What is being asked
Reproduce every line of the listing below word for word, leaving out the picture.

Material shown
######

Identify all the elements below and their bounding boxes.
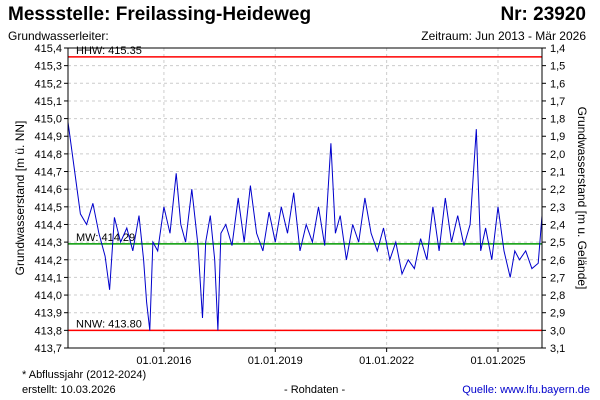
- y-tick-label-right: 1,8: [550, 114, 565, 126]
- y-tick-label-right: 2,8: [550, 290, 565, 302]
- y-tick-label-left: 414,8: [34, 149, 62, 161]
- y-tick-label-left: 415,0: [34, 114, 62, 126]
- y-tick-label-right: 1,5: [550, 61, 565, 73]
- footnote: * Abflussjahr (2012-2024): [22, 369, 147, 381]
- y-tick-label-left: 415,3: [34, 61, 62, 73]
- y-tick-label-left: 414,6: [34, 184, 62, 196]
- y-axis-label-right: Grundwasserstand [m u. Gelände]: [575, 107, 589, 290]
- y-tick-label-right: 2,4: [550, 219, 565, 231]
- x-tick-label: 01.01.2019: [248, 355, 303, 367]
- y-tick-label-left: 415,2: [34, 78, 62, 90]
- y-axis-left: 415,4 415,3 415,2 415,1 415,0 414,9 414,8 414,7…: [34, 43, 68, 355]
- source-label: Quelle:: [462, 384, 501, 396]
- y-tick-label-left: 414,9: [34, 131, 62, 143]
- y-tick-label-right: 2,9: [550, 308, 565, 320]
- x-axis: 01.01.2016 01.01.2019 01.01.2022 01.01.2025: [136, 348, 526, 367]
- reference-lines: HHW: 415.35 MW: 414.29 NNW: 413.80: [68, 45, 542, 332]
- y-tick-label-left: 415,1: [34, 96, 62, 108]
- y-tick-label-left: 415,4: [34, 43, 62, 55]
- created-date: erstellt: 10.03.2026: [22, 384, 116, 396]
- source: Quelle: www.lfu.bayern.de: [462, 384, 590, 396]
- y-tick-label-right: 1,4: [550, 43, 565, 55]
- y-tick-label-right: 1,9: [550, 131, 565, 143]
- x-tick-label: 01.01.2025: [470, 355, 525, 367]
- y-tick-label-left: 414,0: [34, 290, 62, 302]
- aquifer-label: Grundwasserleiter:: [8, 29, 109, 43]
- y-tick-label-right: 2,6: [550, 255, 565, 267]
- y-tick-label-right: 2,7: [550, 272, 565, 284]
- reference-line-label: NNW: 413.80: [76, 318, 142, 330]
- y-tick-label-left: 414,2: [34, 255, 62, 267]
- y-tick-label-right: 2,0: [550, 149, 565, 161]
- y-axis-right: 1,4 1,5 1,6 1,7 1,8 1,9 2,0 2,1 2,2 2,3 2,4 2,5 2,6 2…: [542, 43, 565, 355]
- y-tick-label-right: 1,6: [550, 78, 565, 90]
- raw-data-label: - Rohdaten -: [284, 384, 346, 396]
- grid-lines: [68, 47, 542, 349]
- y-tick-label-right: 1,7: [550, 96, 565, 108]
- y-tick-label-left: 414,7: [34, 167, 62, 179]
- station-number: Nr: 23920: [500, 4, 586, 25]
- y-axis-label-left: Grundwasserstand [m ü. NN]: [13, 121, 27, 276]
- y-tick-label-left: 413,7: [34, 343, 62, 355]
- y-tick-label-left: 413,8: [34, 325, 62, 337]
- y-tick-label-right: 2,3: [550, 202, 565, 214]
- x-tick-label: 01.01.2016: [136, 355, 191, 367]
- y-tick-label-left: 414,3: [34, 237, 62, 249]
- y-tick-label-right: 2,2: [550, 184, 565, 196]
- station-title: Messstelle: Freilassing-Heideweg: [8, 4, 312, 25]
- y-tick-label-left: 414,5: [34, 202, 62, 214]
- reference-line-label: MW: 414.29: [76, 232, 135, 244]
- y-tick-label-left: 414,4: [34, 219, 62, 231]
- series-line-groundwater: [67, 122, 543, 331]
- y-tick-label-right: 2,5: [550, 237, 565, 249]
- plot-frame: [67, 47, 543, 349]
- y-tick-label-right: 3,0: [550, 325, 565, 337]
- y-tick-label-left: 413,9: [34, 308, 62, 320]
- source-link[interactable]: www.lfu.bayern.de: [500, 384, 590, 396]
- y-tick-label-right: 2,1: [550, 167, 565, 179]
- reference-line-label: HHW: 415.35: [76, 45, 142, 57]
- y-tick-label-left: 414,1: [34, 272, 62, 284]
- y-tick-label-right: 3,1: [550, 343, 565, 355]
- x-tick-label: 01.01.2022: [359, 355, 414, 367]
- period-label: Zeitraum: Jun 2013 - Mär 2026: [421, 29, 586, 43]
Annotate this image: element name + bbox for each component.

######

Answer below
Identify all the elements below and their bounding boxes.
- y-tick-label-right: 1,8: [550, 114, 565, 126]
- y-tick-label-right: 2,8: [550, 290, 565, 302]
- y-tick-label-left: 414,8: [34, 149, 62, 161]
- y-tick-label-left: 415,0: [34, 114, 62, 126]
- y-tick-label-right: 1,5: [550, 61, 565, 73]
- footnote: * Abflussjahr (2012-2024): [22, 369, 147, 381]
- y-tick-label-left: 415,3: [34, 61, 62, 73]
- y-tick-label-left: 414,6: [34, 184, 62, 196]
- y-axis-label-right: Grundwasserstand [m u. Gelände]: [575, 107, 589, 290]
- y-tick-label-right: 2,4: [550, 219, 565, 231]
- x-tick-label: 01.01.2019: [248, 355, 303, 367]
- y-tick-label-left: 415,2: [34, 78, 62, 90]
- y-axis-left: 415,4 415,3 415,2 415,1 415,0 414,9 414,8 414,7…: [34, 43, 68, 355]
- source-label: Quelle:: [462, 384, 501, 396]
- y-tick-label-left: 414,9: [34, 131, 62, 143]
- y-tick-label-right: 2,9: [550, 308, 565, 320]
- x-axis: 01.01.2016 01.01.2019 01.01.2022 01.01.2025: [136, 348, 526, 367]
- reference-lines: HHW: 415.35 MW: 414.29 NNW: 413.80: [68, 45, 542, 332]
- y-tick-label-left: 415,1: [34, 96, 62, 108]
- y-tick-label-left: 415,4: [34, 43, 62, 55]
- created-date: erstellt: 10.03.2026: [22, 384, 116, 396]
- source: Quelle: www.lfu.bayern.de: [462, 384, 590, 396]
- y-tick-label-right: 1,4: [550, 43, 565, 55]
- y-tick-label-right: 1,9: [550, 131, 565, 143]
- x-tick-label: 01.01.2025: [470, 355, 525, 367]
- y-tick-label-left: 414,0: [34, 290, 62, 302]
- aquifer-label: Grundwasserleiter:: [8, 29, 109, 43]
- y-tick-label-right: 2,6: [550, 255, 565, 267]
- y-tick-label-right: 2,7: [550, 272, 565, 284]
- reference-line-label: NNW: 413.80: [76, 318, 142, 330]
- y-tick-label-left: 414,2: [34, 255, 62, 267]
- y-tick-label-right: 2,0: [550, 149, 565, 161]
- y-axis-right: 1,4 1,5 1,6 1,7 1,8 1,9 2,0 2,1 2,2 2,3 2,4 2,5 2,6 2…: [542, 43, 565, 355]
- y-tick-label-right: 1,6: [550, 78, 565, 90]
- raw-data-label: - Rohdaten -: [284, 384, 346, 396]
- grid-lines: [68, 47, 542, 349]
- y-tick-label-right: 1,7: [550, 96, 565, 108]
- y-tick-label-left: 414,7: [34, 167, 62, 179]
- station-number: Nr: 23920: [500, 4, 586, 25]
- y-axis-label-left: Grundwasserstand [m ü. NN]: [13, 121, 27, 276]
- y-tick-label-left: 413,7: [34, 343, 62, 355]
- y-tick-label-left: 413,8: [34, 325, 62, 337]
- y-tick-label-right: 2,3: [550, 202, 565, 214]
- x-tick-label: 01.01.2016: [136, 355, 191, 367]
- y-tick-label-left: 414,3: [34, 237, 62, 249]
- y-tick-label-right: 2,2: [550, 184, 565, 196]
- station-title: Messstelle: Freilassing-Heideweg: [8, 4, 312, 25]
- y-tick-label-left: 414,5: [34, 202, 62, 214]
- reference-line-label: MW: 414.29: [76, 232, 135, 244]
- y-tick-label-left: 414,4: [34, 219, 62, 231]
- series-line-groundwater: [67, 122, 543, 331]
- y-tick-label-right: 2,5: [550, 237, 565, 249]
- plot-frame: [67, 47, 543, 349]
- y-tick-label-right: 3,0: [550, 325, 565, 337]
- y-tick-label-left: 413,9: [34, 308, 62, 320]
- source-link[interactable]: www.lfu.bayern.de: [500, 384, 590, 396]
- y-tick-label-right: 2,1: [550, 167, 565, 179]
- reference-line-label: HHW: 415.35: [76, 45, 142, 57]
- y-tick-label-left: 414,1: [34, 272, 62, 284]
- y-tick-label-right: 3,1: [550, 343, 565, 355]
- x-tick-label: 01.01.2022: [359, 355, 414, 367]
- period-label: Zeitraum: Jun 2013 - Mär 2026: [421, 29, 586, 43]
Annotate this image: element name + bbox for each component.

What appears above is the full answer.